**Exercise:** Below is a block of records: output all of them exactly and leave out the pictures.

**Dataset records:**
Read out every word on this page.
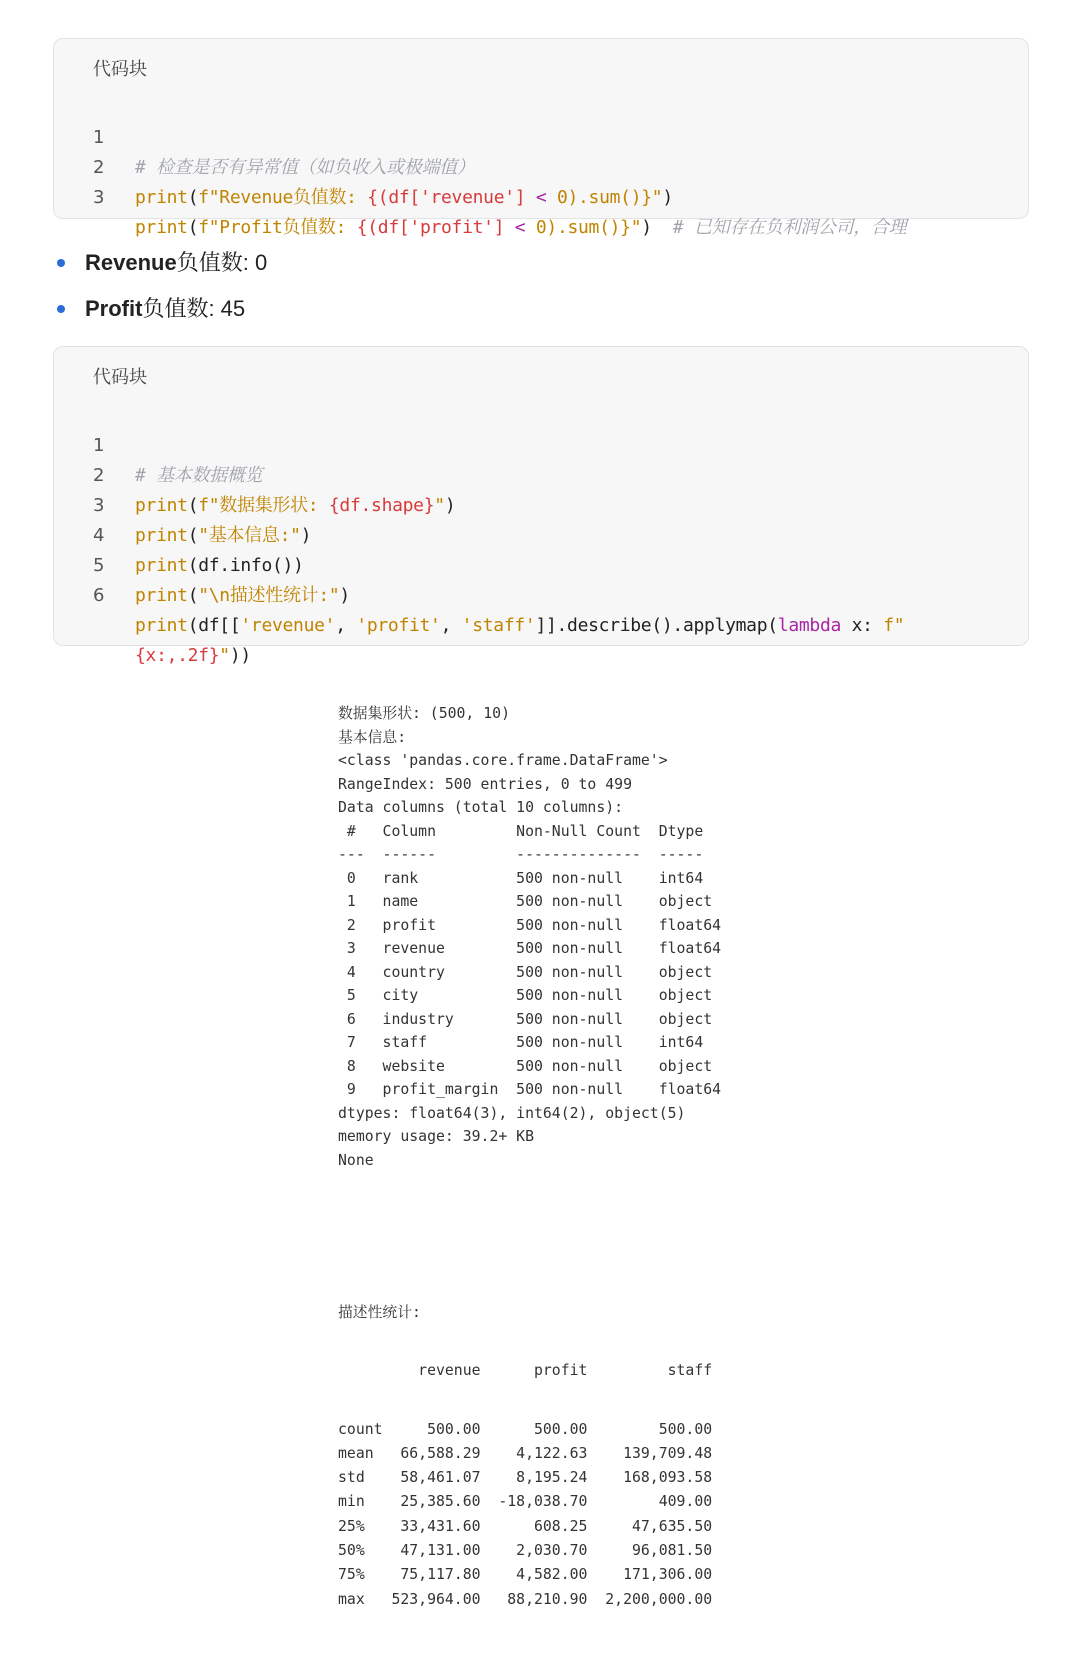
代码块

1

# 检查是否有异常值（如负收入或极端值）

2

print(f"Revenue负值数: {(df['revenue'] < 0).sum()}")

3

print(f"Profit负值数: {(df['profit'] < 0).sum()}")  # 已知存在负利润公司，合理

Revenue负值数: 0
Profit负值数: 45
代码块

1

# 基本数据概览

2

print(f"数据集形状: {df.shape}")

3

print("基本信息:")

4

print(df.info())

5

print("\n描述性统计:")

6

print(df[['revenue', 'profit', 'staff']].describe().applymap(lambda x: f"

{x:,.2f}"))

数据集形状: (500, 10)
基本信息:
<class 'pandas.core.frame.DataFrame'>
RangeIndex: 500 entries, 0 to 499
Data columns (total 10 columns):
#   Column         Non-Null Count  Dtype
---  ------         --------------  -----
0   rank           500 non-null    int64
1   name           500 non-null    object
2   profit         500 non-null    float64
3   revenue        500 non-null    float64
4   country        500 non-null    object
5   city           500 non-null    object
6   industry       500 non-null    object
7   staff          500 non-null    int64
8   website        500 non-null    object
9   profit_margin  500 non-null    float64
dtypes: float64(3), int64(2), object(5)
memory usage: 39.2+ KB
None

描述性统计:

revenue      profit         staff

count     500.00      500.00        500.00
mean   66,588.29    4,122.63    139,709.48
std    58,461.07    8,195.24    168,093.58
min    25,385.60  -18,038.70        409.00
25%    33,431.60      608.25     47,635.50
50%    47,131.00    2,030.70     96,081.50
75%    75,117.80    4,582.00    171,306.00
max   523,964.00   88,210.90  2,200,000.00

**Answer for the task:**
Read out every word on this page.
代码块

1

# 检查是否有异常值（如负收入或极端值）

2

print(f"Revenue负值数: {(df['revenue'] < 0).sum()}")

3

print(f"Profit负值数: {(df['profit'] < 0).sum()}")  # 已知存在负利润公司，合理

Revenue负值数: 0
Profit负值数: 45
代码块

1

# 基本数据概览

2

print(f"数据集形状: {df.shape}")

3

print("基本信息:")

4

print(df.info())

5

print("\n描述性统计:")

6

print(df[['revenue', 'profit', 'staff']].describe().applymap(lambda x: f"

{x:,.2f}"))

数据集形状: (500, 10)
基本信息:
<class 'pandas.core.frame.DataFrame'>
RangeIndex: 500 entries, 0 to 499
Data columns (total 10 columns):
#   Column         Non-Null Count  Dtype
---  ------         --------------  -----
0   rank           500 non-null    int64
1   name           500 non-null    object
2   profit         500 non-null    float64
3   revenue        500 non-null    float64
4   country        500 non-null    object
5   city           500 non-null    object
6   industry       500 non-null    object
7   staff          500 non-null    int64
8   website        500 non-null    object
9   profit_margin  500 non-null    float64
dtypes: float64(3), int64(2), object(5)
memory usage: 39.2+ KB
None

描述性统计:

revenue      profit         staff

count     500.00      500.00        500.00
mean   66,588.29    4,122.63    139,709.48
std    58,461.07    8,195.24    168,093.58
min    25,385.60  -18,038.70        409.00
25%    33,431.60      608.25     47,635.50
50%    47,131.00    2,030.70     96,081.50
75%    75,117.80    4,582.00    171,306.00
max   523,964.00   88,210.90  2,200,000.00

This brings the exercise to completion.